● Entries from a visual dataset
◆ ◆ ◆ ◆ ◆ ◆ ◆
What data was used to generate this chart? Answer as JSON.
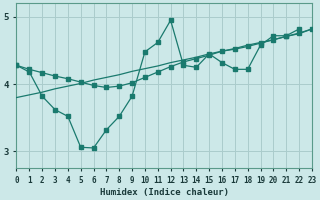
{
  "xlabel": "Humidex (Indice chaleur)",
  "bg_color": "#cce8e8",
  "line_color": "#1a7a6e",
  "grid_color": "#aacccc",
  "x_data": [
    0,
    1,
    2,
    3,
    4,
    5,
    6,
    7,
    8,
    9,
    10,
    11,
    12,
    13,
    14,
    15,
    16,
    17,
    18,
    19,
    20,
    21,
    22,
    23
  ],
  "y_main": [
    4.28,
    4.18,
    3.82,
    3.62,
    3.52,
    3.06,
    3.05,
    3.32,
    3.52,
    3.82,
    4.48,
    4.62,
    4.95,
    4.28,
    4.25,
    4.45,
    4.32,
    4.22,
    4.22,
    4.58,
    4.72,
    4.72,
    4.82,
    null
  ],
  "y_trend1": [
    4.28,
    4.22,
    4.17,
    4.12,
    4.08,
    4.03,
    3.98,
    3.95,
    3.97,
    4.02,
    4.1,
    4.18,
    4.26,
    4.33,
    4.38,
    4.43,
    4.49,
    4.52,
    4.56,
    4.61,
    4.66,
    4.71,
    4.76,
    4.82
  ],
  "y_trend2": [
    3.8,
    3.84,
    3.88,
    3.93,
    3.97,
    4.01,
    4.06,
    4.1,
    4.14,
    4.19,
    4.23,
    4.27,
    4.32,
    4.36,
    4.4,
    4.45,
    4.49,
    4.53,
    4.58,
    4.62,
    4.66,
    4.71,
    4.75,
    4.82
  ],
  "xlim": [
    0,
    23
  ],
  "ylim": [
    2.75,
    5.2
  ],
  "yticks": [
    3,
    4,
    5
  ],
  "xticks": [
    0,
    1,
    2,
    3,
    4,
    5,
    6,
    7,
    8,
    9,
    10,
    11,
    12,
    13,
    14,
    15,
    16,
    17,
    18,
    19,
    20,
    21,
    22,
    23
  ]
}
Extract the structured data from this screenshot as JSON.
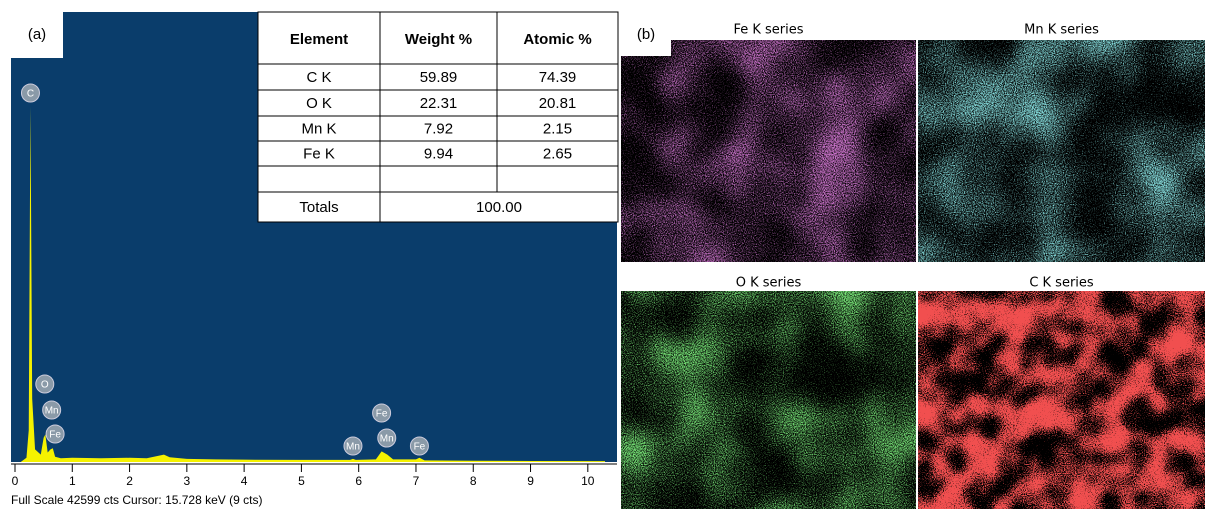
{
  "chart_data": {
    "type": "area",
    "panel_label": "(a)",
    "footer": "Full Scale 42599 cts  Cursor: 15.728 keV (9 cts)",
    "x": [
      0.1,
      0.2,
      0.24,
      0.27,
      0.3,
      0.35,
      0.45,
      0.5,
      0.53,
      0.57,
      0.62,
      0.66,
      0.7,
      0.8,
      1.0,
      1.5,
      2.0,
      2.3,
      2.6,
      2.7,
      3.0,
      3.5,
      4.0,
      5.0,
      5.85,
      5.9,
      5.95,
      6.3,
      6.4,
      6.5,
      6.6,
      7.0,
      7.06,
      7.15,
      8.0,
      9.0,
      10.3
    ],
    "values": [
      0,
      400,
      3000,
      33700,
      6000,
      1200,
      700,
      2300,
      2600,
      900,
      1200,
      1300,
      500,
      350,
      400,
      350,
      400,
      350,
      700,
      450,
      300,
      250,
      220,
      200,
      200,
      300,
      200,
      250,
      1000,
      700,
      250,
      250,
      400,
      150,
      120,
      100,
      80
    ],
    "color": "#f5f200",
    "background": "#0a3d6b",
    "xlim": [
      0,
      10.3
    ],
    "ylim": [
      0,
      42599
    ],
    "xticks": [
      0,
      1,
      2,
      3,
      4,
      5,
      6,
      7,
      8,
      9,
      10
    ],
    "peak_labels": [
      {
        "label": "C",
        "x": 0.27
      },
      {
        "label": "O",
        "x": 0.52
      },
      {
        "label": "Mn",
        "x": 0.64
      },
      {
        "label": "Fe",
        "x": 0.7
      },
      {
        "label": "Mn",
        "x": 5.9
      },
      {
        "label": "Fe",
        "x": 6.4
      },
      {
        "label": "Mn",
        "x": 6.49
      },
      {
        "label": "Fe",
        "x": 7.06
      }
    ]
  },
  "table": {
    "header": [
      "Element",
      "Weight %",
      "Atomic %"
    ],
    "rows": [
      [
        "C K",
        "59.89",
        "74.39"
      ],
      [
        "O K",
        "22.31",
        "20.81"
      ],
      [
        "Mn K",
        "7.92",
        "2.15"
      ],
      [
        "Fe K",
        "9.94",
        "2.65"
      ]
    ],
    "totals": [
      "Totals",
      "100.00"
    ]
  },
  "maps": {
    "panel_label": "(b)",
    "items": [
      {
        "title": "Fe K series",
        "color": "#9a2c9a"
      },
      {
        "title": "Mn K series",
        "color": "#3fc0c0"
      },
      {
        "title": "O K series",
        "color": "#2ec42e"
      },
      {
        "title": "C K series",
        "color": "#e01414"
      }
    ]
  }
}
◆ ◆ ◆ ◆ ◆ ◆ ◆
● Task
Exactly reproduce the entries above, minus the pictures.

● Exercise response
What data was used to generate this chart? Answer as JSON.
{
  "xlabel": "Humidex (Indice chaleur)",
  "bg_color": "#cce8e8",
  "line_color": "#1a7a6e",
  "grid_color": "#aacccc",
  "x_data": [
    0,
    1,
    2,
    3,
    4,
    5,
    6,
    7,
    8,
    9,
    10,
    11,
    12,
    13,
    14,
    15,
    16,
    17,
    18,
    19,
    20,
    21,
    22,
    23
  ],
  "y_main": [
    4.28,
    4.18,
    3.82,
    3.62,
    3.52,
    3.06,
    3.05,
    3.32,
    3.52,
    3.82,
    4.48,
    4.62,
    4.95,
    4.28,
    4.25,
    4.45,
    4.32,
    4.22,
    4.22,
    4.58,
    4.72,
    4.72,
    4.82,
    null
  ],
  "y_trend1": [
    4.28,
    4.22,
    4.17,
    4.12,
    4.08,
    4.03,
    3.98,
    3.95,
    3.97,
    4.02,
    4.1,
    4.18,
    4.26,
    4.33,
    4.38,
    4.43,
    4.49,
    4.52,
    4.56,
    4.61,
    4.66,
    4.71,
    4.76,
    4.82
  ],
  "y_trend2": [
    3.8,
    3.84,
    3.88,
    3.93,
    3.97,
    4.01,
    4.06,
    4.1,
    4.14,
    4.19,
    4.23,
    4.27,
    4.32,
    4.36,
    4.4,
    4.45,
    4.49,
    4.53,
    4.58,
    4.62,
    4.66,
    4.71,
    4.75,
    4.82
  ],
  "xlim": [
    0,
    23
  ],
  "ylim": [
    2.75,
    5.2
  ],
  "yticks": [
    3,
    4,
    5
  ],
  "xticks": [
    0,
    1,
    2,
    3,
    4,
    5,
    6,
    7,
    8,
    9,
    10,
    11,
    12,
    13,
    14,
    15,
    16,
    17,
    18,
    19,
    20,
    21,
    22,
    23
  ]
}
Extract the structured data from this screenshot as JSON.
{
  "chart_data": {
    "type": "area",
    "panel_label": "(a)",
    "footer": "Full Scale 42599 cts  Cursor: 15.728 keV (9 cts)",
    "x": [
      0.1,
      0.2,
      0.24,
      0.27,
      0.3,
      0.35,
      0.45,
      0.5,
      0.53,
      0.57,
      0.62,
      0.66,
      0.7,
      0.8,
      1.0,
      1.5,
      2.0,
      2.3,
      2.6,
      2.7,
      3.0,
      3.5,
      4.0,
      5.0,
      5.85,
      5.9,
      5.95,
      6.3,
      6.4,
      6.5,
      6.6,
      7.0,
      7.06,
      7.15,
      8.0,
      9.0,
      10.3
    ],
    "values": [
      0,
      400,
      3000,
      33700,
      6000,
      1200,
      700,
      2300,
      2600,
      900,
      1200,
      1300,
      500,
      350,
      400,
      350,
      400,
      350,
      700,
      450,
      300,
      250,
      220,
      200,
      200,
      300,
      200,
      250,
      1000,
      700,
      250,
      250,
      400,
      150,
      120,
      100,
      80
    ],
    "color": "#f5f200",
    "background": "#0a3d6b",
    "xlim": [
      0,
      10.3
    ],
    "ylim": [
      0,
      42599
    ],
    "xticks": [
      0,
      1,
      2,
      3,
      4,
      5,
      6,
      7,
      8,
      9,
      10
    ],
    "peak_labels": [
      {
        "label": "C",
        "x": 0.27
      },
      {
        "label": "O",
        "x": 0.52
      },
      {
        "label": "Mn",
        "x": 0.64
      },
      {
        "label": "Fe",
        "x": 0.7
      },
      {
        "label": "Mn",
        "x": 5.9
      },
      {
        "label": "Fe",
        "x": 6.4
      },
      {
        "label": "Mn",
        "x": 6.49
      },
      {
        "label": "Fe",
        "x": 7.06
      }
    ]
  },
  "table": {
    "header": [
      "Element",
      "Weight %",
      "Atomic %"
    ],
    "rows": [
      [
        "C K",
        "59.89",
        "74.39"
      ],
      [
        "O K",
        "22.31",
        "20.81"
      ],
      [
        "Mn K",
        "7.92",
        "2.15"
      ],
      [
        "Fe K",
        "9.94",
        "2.65"
      ]
    ],
    "totals": [
      "Totals",
      "100.00"
    ]
  },
  "maps": {
    "panel_label": "(b)",
    "items": [
      {
        "title": "Fe K series",
        "color": "#9a2c9a"
      },
      {
        "title": "Mn K series",
        "color": "#3fc0c0"
      },
      {
        "title": "O K series",
        "color": "#2ec42e"
      },
      {
        "title": "C K series",
        "color": "#e01414"
      }
    ]
  }
}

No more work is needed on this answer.